| Given request A |
Answer these questions from the post about running a SQL program in Perl:
(i) Which module does the writer's own example use instead of DBI?
(ii) What does Sybase place on a line by itself to end a SQL command?
(iii) What are the names of the two subroutines the writer includes?
| Given request B |
Duplicate the post about running a SQL program in Perl word for word, everything from "What I did in" down to "into the array.".

| Excerpt |
** START **
[Phoenix-pm] Running a SQL program within PERL DBI

Michael Friedman friedman at highwire.stanford.edu
Tue Mar 14 14:07:44 PST 2006


Peter,

What I did in that situation was write a couple of methods to read in  
the file, put it into an array, and then loop through the array and  
make each call. The good news is you only have to write that once and  
then you can reuse it...

My only example is using Sybase::DBlib, though, not DBI, but the  
logic would be the same. Sybase uses 'go' on a line by itself to end  
a SQL command, so we just use that to split up the lines in the file  
into commands into the array.

You could make this a lot fancier, if you had the need, but it works  
for me.

Good luck,
-- Mike

(sub db_run_script and sub db_run_command_list, below)

sub db_run_script #($$)
{
	my $dbh = shift;
	my $script = shift;
	my $saveresults = shift;

	open (SQL_SCRIPT, $script) || die "Could not open input file $script: 
$!";

	my @commands = ();
	my $j = 0;
	my ($line);
	
	# read script file into a variable (array of commands)
	while ($line = <SQL_SCRIPT>)
	{
		if ($line =~ /^go/)
		{
			# make new command
			$j++;
		}
		elsif ($line =~ /^\s*$/)
** END **
[Element location data]
** START **
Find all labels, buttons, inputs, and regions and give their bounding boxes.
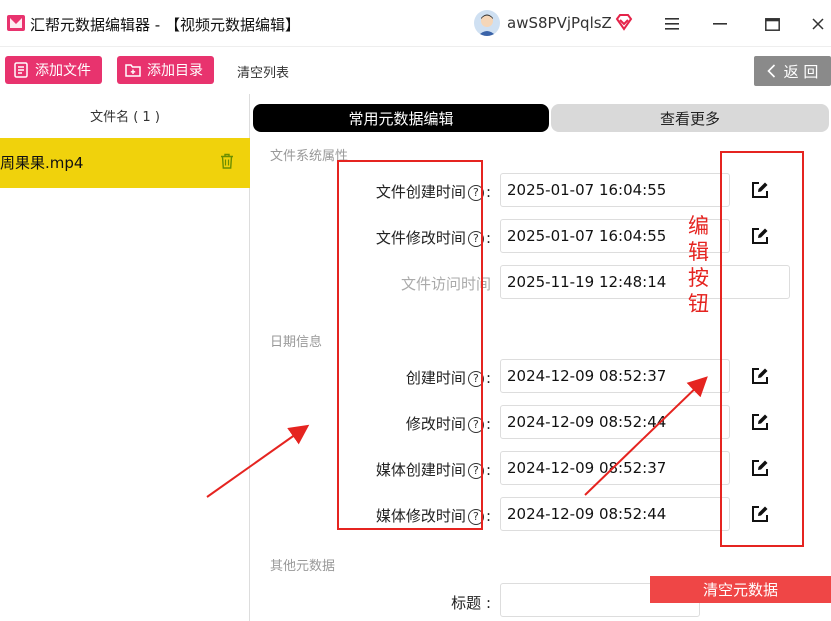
annotation-box-labels	[337, 160, 483, 530]
avatar-icon	[474, 10, 500, 36]
modified-input[interactable]: 2024-12-09 08:52:44	[500, 405, 730, 439]
title-label: 标题 :	[451, 594, 491, 612]
add-file-icon	[14, 62, 28, 78]
section-other-title: 其他元数据	[270, 559, 336, 574]
section-date-title: 日期信息	[270, 335, 323, 350]
media-created-input[interactable]: 2024-12-09 08:52:37	[500, 451, 730, 485]
back-label: 返 回	[783, 62, 819, 81]
file-created-input[interactable]: 2025-01-07 16:04:55	[500, 173, 730, 207]
maximize-button[interactable]	[758, 10, 786, 38]
add-file-button[interactable]: 添加文件	[5, 56, 102, 84]
close-button[interactable]	[804, 10, 831, 38]
close-icon	[812, 18, 824, 30]
created-input[interactable]: 2024-12-09 08:52:37	[500, 359, 730, 393]
file-row[interactable]: 周果果.mp4	[0, 138, 250, 188]
minimize-icon	[713, 23, 727, 25]
back-button[interactable]: 返 回	[754, 56, 831, 86]
clear-metadata-button[interactable]: 清空元数据	[650, 576, 831, 603]
trash-icon[interactable]	[220, 153, 234, 169]
file-list-header: 文件名 ( 1 )	[90, 110, 160, 125]
file-list-panel: 文件名 ( 1 ) 周果果.mp4	[0, 94, 250, 621]
add-folder-icon	[125, 64, 141, 77]
vip-diamond-icon[interactable]	[614, 12, 634, 32]
minimize-button[interactable]	[706, 10, 734, 38]
maximize-icon	[764, 17, 780, 31]
add-folder-label: 添加目录	[147, 63, 203, 79]
toolbar: 添加文件 添加目录 清空列表 返 回	[0, 46, 831, 94]
app-window: 汇帮元数据编辑器 - 【视频元数据编辑】 awS8PVjPqlsZ 添加文件 添…	[0, 0, 831, 621]
tab-common-metadata[interactable]: 常用元数据编辑	[253, 104, 549, 132]
file-name: 周果果.mp4	[0, 154, 84, 172]
add-folder-button[interactable]: 添加目录	[117, 56, 214, 84]
window-title: 汇帮元数据编辑器 - 【视频元数据编辑】	[30, 16, 300, 34]
tab-view-more[interactable]: 查看更多	[551, 104, 829, 132]
user-avatar[interactable]	[474, 10, 500, 36]
app-logo-icon	[7, 15, 25, 31]
add-file-label: 添加文件	[35, 63, 91, 79]
username[interactable]: awS8PVjPqlsZ	[507, 14, 612, 32]
menu-button[interactable]	[658, 10, 686, 38]
clear-list-button[interactable]: 清空列表	[237, 62, 289, 81]
chevron-left-icon	[766, 64, 775, 78]
annotation-box-edit-buttons	[720, 151, 804, 547]
title-bar: 汇帮元数据编辑器 - 【视频元数据编辑】 awS8PVjPqlsZ	[0, 0, 831, 46]
annotation-text: 编辑按钮	[688, 214, 709, 316]
media-modified-input[interactable]: 2024-12-09 08:52:44	[500, 497, 730, 531]
hamburger-icon	[665, 18, 679, 30]
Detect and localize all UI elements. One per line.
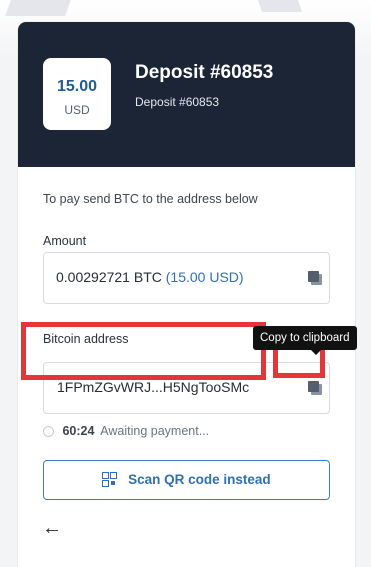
- tooltip-arrow: [310, 349, 322, 355]
- background-decoration: [5, 0, 71, 16]
- payment-status: 60:24 Awaiting payment...: [43, 424, 209, 444]
- bitcoin-address-field[interactable]: 1FPmZGvWRJ...H5NgTooSMc: [43, 362, 330, 414]
- copy-icon[interactable]: [308, 381, 323, 396]
- payment-card: 15.00 USD Deposit #60853 Deposit #60853 …: [18, 22, 357, 567]
- scan-qr-button[interactable]: Scan QR code instead: [43, 460, 330, 500]
- countdown-timer: 60:24: [62, 424, 95, 438]
- amount-label: Amount: [43, 234, 87, 248]
- scan-qr-button-label: Scan QR code instead: [128, 472, 271, 487]
- qr-code-icon: [102, 472, 118, 487]
- spinner-icon: [43, 426, 54, 438]
- arrow-left-icon[interactable]: ←: [42, 518, 62, 538]
- amount-badge: 15.00 USD: [43, 58, 111, 130]
- amount-fiat: (15.00 USD): [165, 269, 244, 285]
- deposit-subtitle: Deposit #60853: [135, 95, 220, 109]
- copy-icon[interactable]: [308, 271, 323, 286]
- copy-tooltip: Copy to clipboard: [253, 326, 357, 350]
- amount-badge-value: 15.00: [56, 78, 98, 95]
- background-decoration: [257, 0, 303, 12]
- address-label: Bitcoin address: [43, 332, 129, 346]
- amount-crypto: 0.00292721 BTC: [56, 269, 162, 285]
- amount-field[interactable]: 0.00292721 BTC (15.00 USD): [43, 252, 330, 304]
- amount-badge-currency: USD: [64, 103, 90, 117]
- status-text: Awaiting payment...: [100, 424, 210, 438]
- amount-value: 0.00292721 BTC (15.00 USD): [56, 269, 244, 285]
- bitcoin-address-value: 1FPmZGvWRJ...H5NgTooSMc: [57, 379, 250, 395]
- deposit-title: Deposit #60853: [135, 62, 274, 83]
- payment-instruction: To pay send BTC to the address below: [43, 192, 258, 206]
- deposit-header: 15.00 USD Deposit #60853 Deposit #60853: [18, 22, 355, 167]
- scan-qr-button-content: Scan QR code instead: [44, 472, 329, 487]
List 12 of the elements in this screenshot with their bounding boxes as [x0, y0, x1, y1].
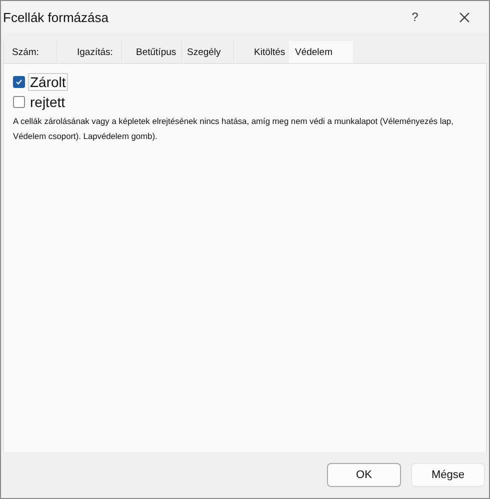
ok-button[interactable]: OK: [327, 463, 401, 487]
help-button[interactable]: ?: [403, 5, 427, 29]
checkbox-label[interactable]: rejtett: [28, 93, 68, 111]
checkbox[interactable]: [13, 76, 25, 88]
cancel-button[interactable]: Mégse: [411, 463, 485, 487]
checkbox[interactable]: [13, 96, 25, 108]
checkbox-label[interactable]: Zárolt: [28, 73, 68, 91]
check-icon: [15, 78, 23, 86]
window-title: Fcellák formázása: [3, 10, 110, 24]
info-text: A cellák zárolásának vagy a képletek elrejtésének nincs hatása, amíg meg nem védi a munkalapot (Véleményezés lap, Védelem csoport). Lapvédelem gomb).: [13, 115, 454, 143]
tab[interactable]: Védelem: [289, 41, 353, 63]
close-icon: [458, 12, 470, 22]
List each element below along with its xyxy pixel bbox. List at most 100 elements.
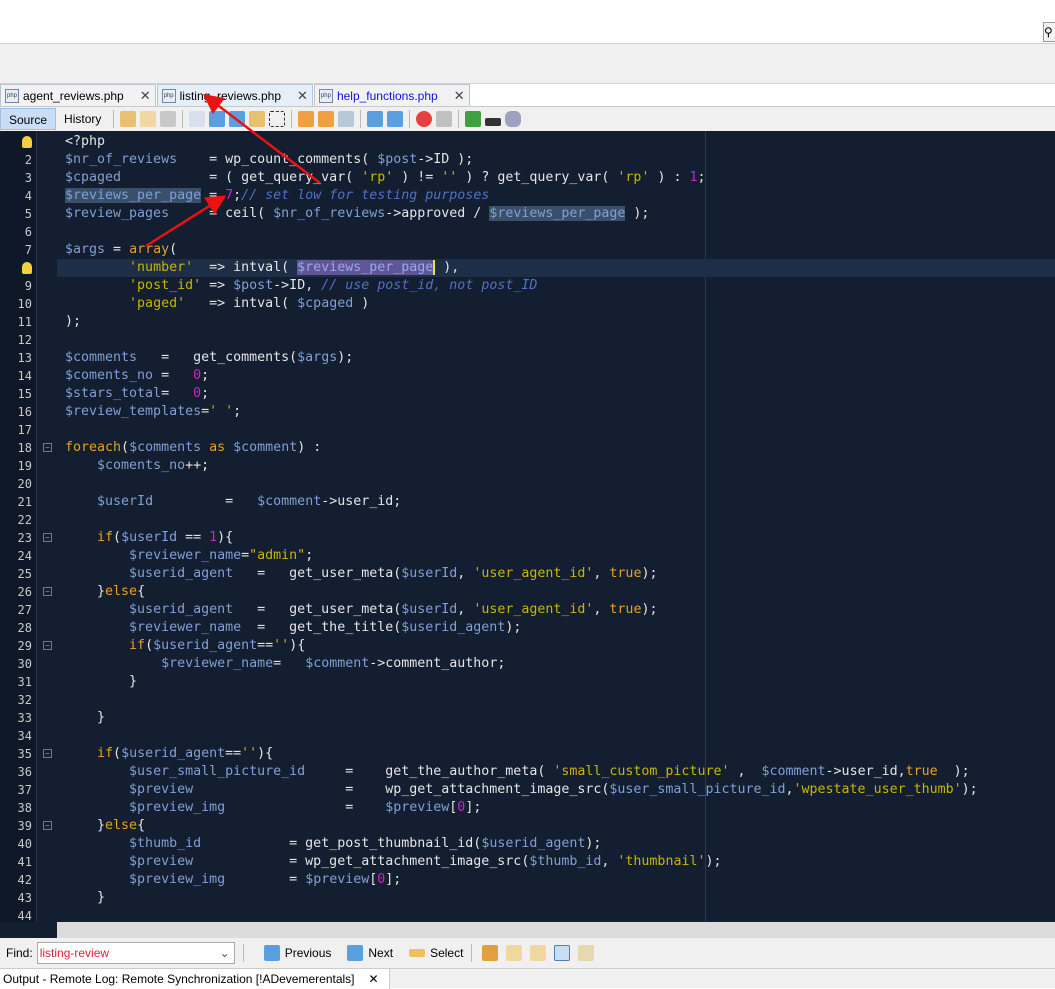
code-line[interactable]: $preview = wp_get_attachment_image_src($… bbox=[65, 853, 721, 871]
code-line[interactable]: $review_pages = ceil( $nr_of_reviews->ap… bbox=[65, 205, 649, 223]
tab-listing-reviews[interactable]: php listing_reviews.php ✕ bbox=[156, 84, 313, 106]
history-tab[interactable]: History bbox=[56, 108, 109, 130]
next-button[interactable]: Next bbox=[345, 945, 393, 961]
code-line[interactable]: $reviewer_name="admin"; bbox=[65, 547, 313, 565]
comment-icon[interactable] bbox=[465, 111, 482, 127]
find-next-icon[interactable] bbox=[229, 111, 246, 127]
match-case-icon[interactable] bbox=[482, 945, 499, 961]
output-tab[interactable]: Output - Remote Log: Remote Synchronizat… bbox=[0, 969, 390, 989]
code-line[interactable]: 'post_id' => $post->ID, // use post_id, … bbox=[65, 277, 537, 295]
code-line[interactable]: $userId = $comment->user_id; bbox=[65, 493, 401, 511]
code-token: = bbox=[161, 386, 194, 401]
code-line[interactable]: $cpaged = ( get_query_var( 'rp' ) != '' … bbox=[65, 169, 706, 187]
code-token: <?php bbox=[65, 134, 106, 149]
code-token: , bbox=[785, 782, 794, 797]
fold-toggle-icon[interactable]: − bbox=[43, 749, 52, 758]
database-icon[interactable] bbox=[505, 111, 522, 127]
record-macro-icon[interactable] bbox=[416, 111, 433, 127]
code-line[interactable]: $stars_total= 0; bbox=[65, 385, 209, 403]
hint-bulb-icon[interactable] bbox=[22, 136, 32, 148]
code-line[interactable]: if($userid_agent==''){ bbox=[65, 745, 273, 763]
code-line[interactable]: $reviewer_name= $comment->comment_author… bbox=[65, 655, 505, 673]
line-number: 11 bbox=[17, 315, 32, 329]
code-line[interactable]: $thumb_id = get_post_thumbnail_id($useri… bbox=[65, 835, 601, 853]
tab-agent-reviews[interactable]: php agent_reviews.php ✕ bbox=[0, 84, 156, 106]
code-line[interactable]: $userid_agent = get_user_meta($userId, '… bbox=[65, 565, 657, 583]
back-icon[interactable] bbox=[140, 111, 157, 127]
line-number: 23 bbox=[17, 531, 32, 545]
shift-left-icon[interactable] bbox=[367, 111, 384, 127]
code-token: $userid_agent bbox=[129, 566, 234, 581]
close-icon[interactable]: ✕ bbox=[140, 88, 151, 104]
prev-bookmark-icon[interactable] bbox=[298, 111, 315, 127]
source-tab[interactable]: Source bbox=[0, 108, 57, 130]
find-icon[interactable] bbox=[189, 111, 206, 127]
line-number: 32 bbox=[17, 693, 32, 707]
output-panel: Output - Remote Log: Remote Synchronizat… bbox=[0, 968, 1055, 989]
code-token: true bbox=[609, 602, 642, 617]
fold-toggle-icon[interactable]: − bbox=[43, 533, 52, 542]
stop-macro-icon[interactable] bbox=[436, 111, 453, 127]
code-token: $coments_no bbox=[97, 458, 186, 473]
search-icon[interactable]: ⚲ bbox=[1043, 22, 1055, 42]
code-line[interactable]: $preview_img = $preview[0]; bbox=[65, 799, 481, 817]
code-line[interactable]: $preview_img = $preview[0]; bbox=[65, 871, 401, 889]
code-editor[interactable]: <?php 2 $nr_of_reviews = wp_count_comments… bbox=[0, 131, 1055, 922]
code-line[interactable]: $reviews_per_page = 7;// set low for tes… bbox=[65, 187, 489, 205]
find-value: listing-review bbox=[39, 946, 110, 960]
code-line[interactable]: if($userId == 1){ bbox=[65, 529, 233, 547]
code-line[interactable]: $reviewer_name = get_the_title($userid_a… bbox=[65, 619, 521, 637]
toggle-bookmark-icon[interactable] bbox=[338, 111, 355, 127]
highlight-results-icon[interactable] bbox=[554, 945, 571, 961]
code-line[interactable]: }else{ bbox=[65, 583, 145, 601]
code-line[interactable]: $user_small_picture_id = get_the_author_… bbox=[65, 763, 970, 781]
fold-toggle-icon[interactable]: − bbox=[43, 641, 52, 650]
shift-right-icon[interactable] bbox=[387, 111, 404, 127]
code-line[interactable]: 'number' => intval( $reviews_per_page ), bbox=[65, 259, 459, 277]
fold-toggle-icon[interactable]: − bbox=[43, 821, 52, 830]
code-line[interactable]: } bbox=[65, 889, 105, 907]
last-edit-icon[interactable] bbox=[120, 111, 137, 127]
code-line[interactable]: $args = array( bbox=[65, 241, 177, 259]
code-line[interactable]: if($userid_agent==''){ bbox=[65, 637, 305, 655]
select-button[interactable]: Select bbox=[407, 946, 463, 960]
code-token: , bbox=[457, 602, 474, 617]
code-line[interactable]: $review_templates=' '; bbox=[65, 403, 241, 421]
code-line[interactable]: } bbox=[65, 709, 105, 727]
find-previous-icon[interactable] bbox=[209, 111, 226, 127]
find-input[interactable]: listing-review ⌄ bbox=[36, 942, 235, 964]
forward-icon[interactable] bbox=[160, 111, 177, 127]
code-line[interactable]: ); bbox=[65, 313, 81, 331]
code-line[interactable]: <?php bbox=[65, 133, 105, 151]
code-line[interactable]: $coments_no++; bbox=[65, 457, 209, 475]
code-token: ->user_id; bbox=[321, 494, 402, 509]
toggle-highlight-icon[interactable] bbox=[249, 111, 266, 127]
close-icon[interactable]: ✕ bbox=[369, 969, 379, 989]
wrap-around-icon[interactable] bbox=[578, 945, 595, 961]
code-line[interactable]: 'paged' => intval( $cpaged ) bbox=[65, 295, 369, 313]
code-line[interactable]: $preview = wp_get_attachment_image_src($… bbox=[65, 781, 978, 799]
horizontal-scrollbar[interactable] bbox=[0, 922, 1055, 938]
code-line[interactable]: }else{ bbox=[65, 817, 145, 835]
next-bookmark-icon[interactable] bbox=[318, 111, 335, 127]
code-line[interactable]: foreach($comments as $comment) : bbox=[65, 439, 321, 457]
close-icon[interactable]: ✕ bbox=[297, 88, 308, 104]
code-token: $post bbox=[377, 152, 418, 167]
code-token: ) ? get_query_var( bbox=[457, 170, 618, 185]
code-line[interactable]: } bbox=[65, 673, 137, 691]
code-line[interactable]: $nr_of_reviews = wp_count_comments( $pos… bbox=[65, 151, 473, 169]
uncomment-icon[interactable] bbox=[485, 118, 502, 126]
whole-words-icon[interactable] bbox=[506, 945, 523, 961]
close-icon[interactable]: ✕ bbox=[454, 88, 465, 104]
fold-toggle-icon[interactable]: − bbox=[43, 443, 52, 452]
rect-select-icon[interactable] bbox=[269, 111, 286, 127]
code-line[interactable]: $coments_no = 0; bbox=[65, 367, 209, 385]
previous-button[interactable]: Previous bbox=[262, 945, 331, 961]
hint-bulb-icon[interactable] bbox=[22, 262, 32, 274]
code-line[interactable]: $userid_agent = get_user_meta($userId, '… bbox=[65, 601, 657, 619]
code-line[interactable]: $comments = get_comments($args); bbox=[65, 349, 353, 367]
fold-toggle-icon[interactable]: − bbox=[43, 587, 52, 596]
chevron-down-icon[interactable]: ⌄ bbox=[220, 943, 230, 963]
regex-icon[interactable] bbox=[530, 945, 547, 961]
tab-help-functions[interactable]: php help_functions.php ✕ bbox=[313, 84, 470, 106]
** END **
| Result A |
(i) Sybase::DBlib
(ii) 'go'
(iii) db_run_script and db_run_command_list

| Result B |
What I did in that situation was write a couple of methods to read in  
the file, put it into an array, and then loop through the array and  
make each call. The good news is you only have to write that once and  
then you can reuse it...

My only example is using Sybase::DBlib, though, not DBI, but the  
logic would be the same. Sybase uses 'go' on a line by itself to end  
a SQL command, so we just use that to split up the lines in the file  
into commands into the array.